## start Information given
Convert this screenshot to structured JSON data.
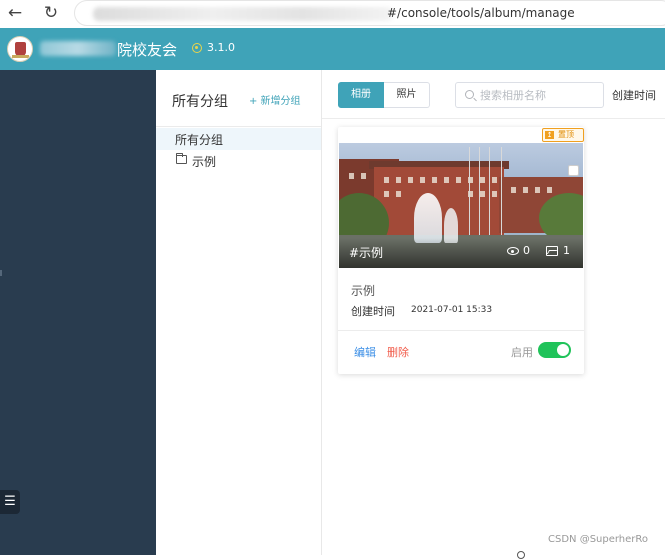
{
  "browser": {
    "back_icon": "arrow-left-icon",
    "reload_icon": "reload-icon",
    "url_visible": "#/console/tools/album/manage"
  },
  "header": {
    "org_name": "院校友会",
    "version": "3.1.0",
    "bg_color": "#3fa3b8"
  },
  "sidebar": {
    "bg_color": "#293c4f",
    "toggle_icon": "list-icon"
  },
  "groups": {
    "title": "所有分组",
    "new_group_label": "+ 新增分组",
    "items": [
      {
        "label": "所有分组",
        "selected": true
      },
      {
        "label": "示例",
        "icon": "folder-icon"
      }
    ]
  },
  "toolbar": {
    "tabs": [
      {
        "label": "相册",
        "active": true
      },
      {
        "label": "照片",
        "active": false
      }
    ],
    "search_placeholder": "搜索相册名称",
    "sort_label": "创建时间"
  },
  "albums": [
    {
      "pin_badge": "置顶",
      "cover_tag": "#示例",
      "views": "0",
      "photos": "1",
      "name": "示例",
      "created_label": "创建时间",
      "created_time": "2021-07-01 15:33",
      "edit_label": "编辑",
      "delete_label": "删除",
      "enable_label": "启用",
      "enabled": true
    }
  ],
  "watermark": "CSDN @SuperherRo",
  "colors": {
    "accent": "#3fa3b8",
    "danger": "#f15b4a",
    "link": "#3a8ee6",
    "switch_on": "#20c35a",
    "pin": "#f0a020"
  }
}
## end Information given
## start Information given
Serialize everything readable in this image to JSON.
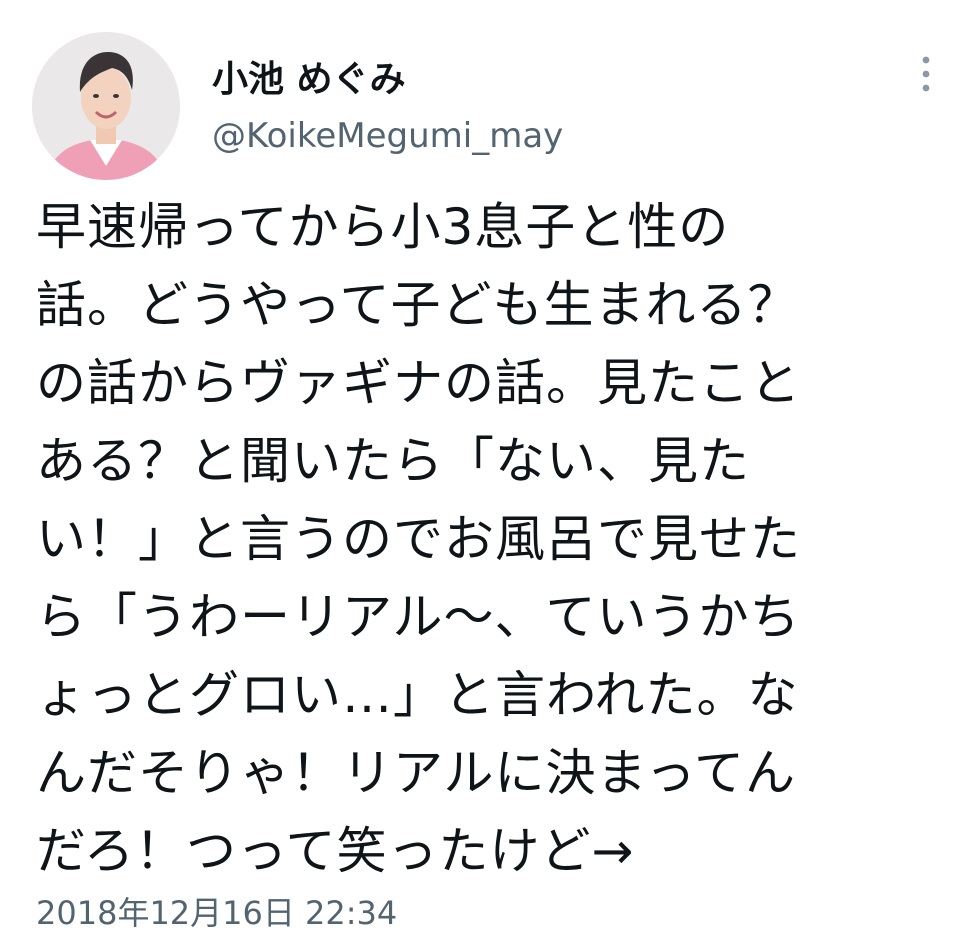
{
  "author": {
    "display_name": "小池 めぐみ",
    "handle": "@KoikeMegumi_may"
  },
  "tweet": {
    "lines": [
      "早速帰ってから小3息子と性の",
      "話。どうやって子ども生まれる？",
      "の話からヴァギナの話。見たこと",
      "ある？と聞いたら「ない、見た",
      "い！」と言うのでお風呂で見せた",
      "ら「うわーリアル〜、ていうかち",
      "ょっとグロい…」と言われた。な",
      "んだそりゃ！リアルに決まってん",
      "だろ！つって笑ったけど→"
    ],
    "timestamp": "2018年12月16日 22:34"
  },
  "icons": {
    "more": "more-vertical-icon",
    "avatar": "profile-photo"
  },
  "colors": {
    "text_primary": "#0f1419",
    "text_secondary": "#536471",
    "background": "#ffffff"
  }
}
## end Information given
## start Information given
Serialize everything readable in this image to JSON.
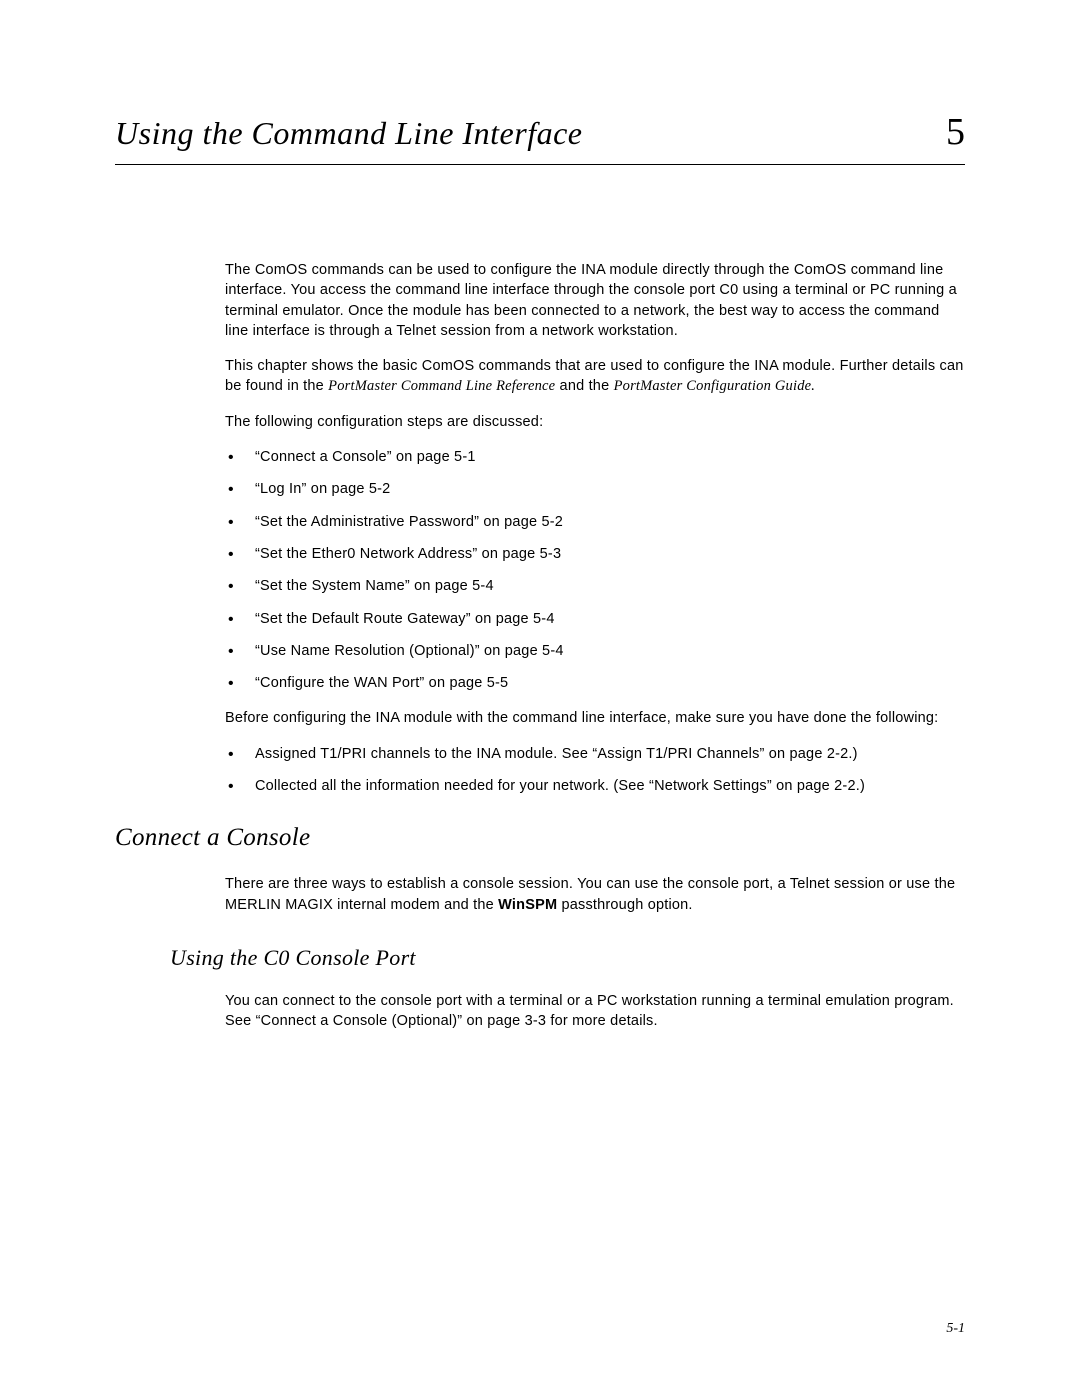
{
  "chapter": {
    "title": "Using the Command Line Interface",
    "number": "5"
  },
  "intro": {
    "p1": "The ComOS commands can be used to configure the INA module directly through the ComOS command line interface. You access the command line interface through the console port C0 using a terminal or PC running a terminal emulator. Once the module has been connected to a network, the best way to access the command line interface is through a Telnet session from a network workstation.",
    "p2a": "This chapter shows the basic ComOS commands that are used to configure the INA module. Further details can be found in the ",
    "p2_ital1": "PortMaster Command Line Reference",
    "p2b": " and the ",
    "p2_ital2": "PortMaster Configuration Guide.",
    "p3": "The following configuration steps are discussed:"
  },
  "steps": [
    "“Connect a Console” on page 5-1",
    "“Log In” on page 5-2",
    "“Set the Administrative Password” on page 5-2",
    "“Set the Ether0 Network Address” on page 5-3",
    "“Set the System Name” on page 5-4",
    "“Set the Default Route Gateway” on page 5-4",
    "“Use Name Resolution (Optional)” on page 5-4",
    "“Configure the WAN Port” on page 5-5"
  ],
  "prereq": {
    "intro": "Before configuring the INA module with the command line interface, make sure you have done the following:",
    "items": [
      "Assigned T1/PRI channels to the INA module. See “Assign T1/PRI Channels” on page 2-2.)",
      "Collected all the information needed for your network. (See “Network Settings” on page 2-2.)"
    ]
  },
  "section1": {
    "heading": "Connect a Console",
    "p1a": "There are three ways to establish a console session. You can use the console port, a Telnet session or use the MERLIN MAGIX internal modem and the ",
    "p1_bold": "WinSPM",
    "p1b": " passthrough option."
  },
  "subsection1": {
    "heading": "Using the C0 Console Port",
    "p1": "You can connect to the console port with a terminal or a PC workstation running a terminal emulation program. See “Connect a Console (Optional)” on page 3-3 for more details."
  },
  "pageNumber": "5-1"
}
## end Information given
Reproduce every line of the listing above in which the string "intro" appears.

Solved problem ▸
  "intro": {
    "intro": "Before configuring the INA module with the command line interface, make sure you have done the following:",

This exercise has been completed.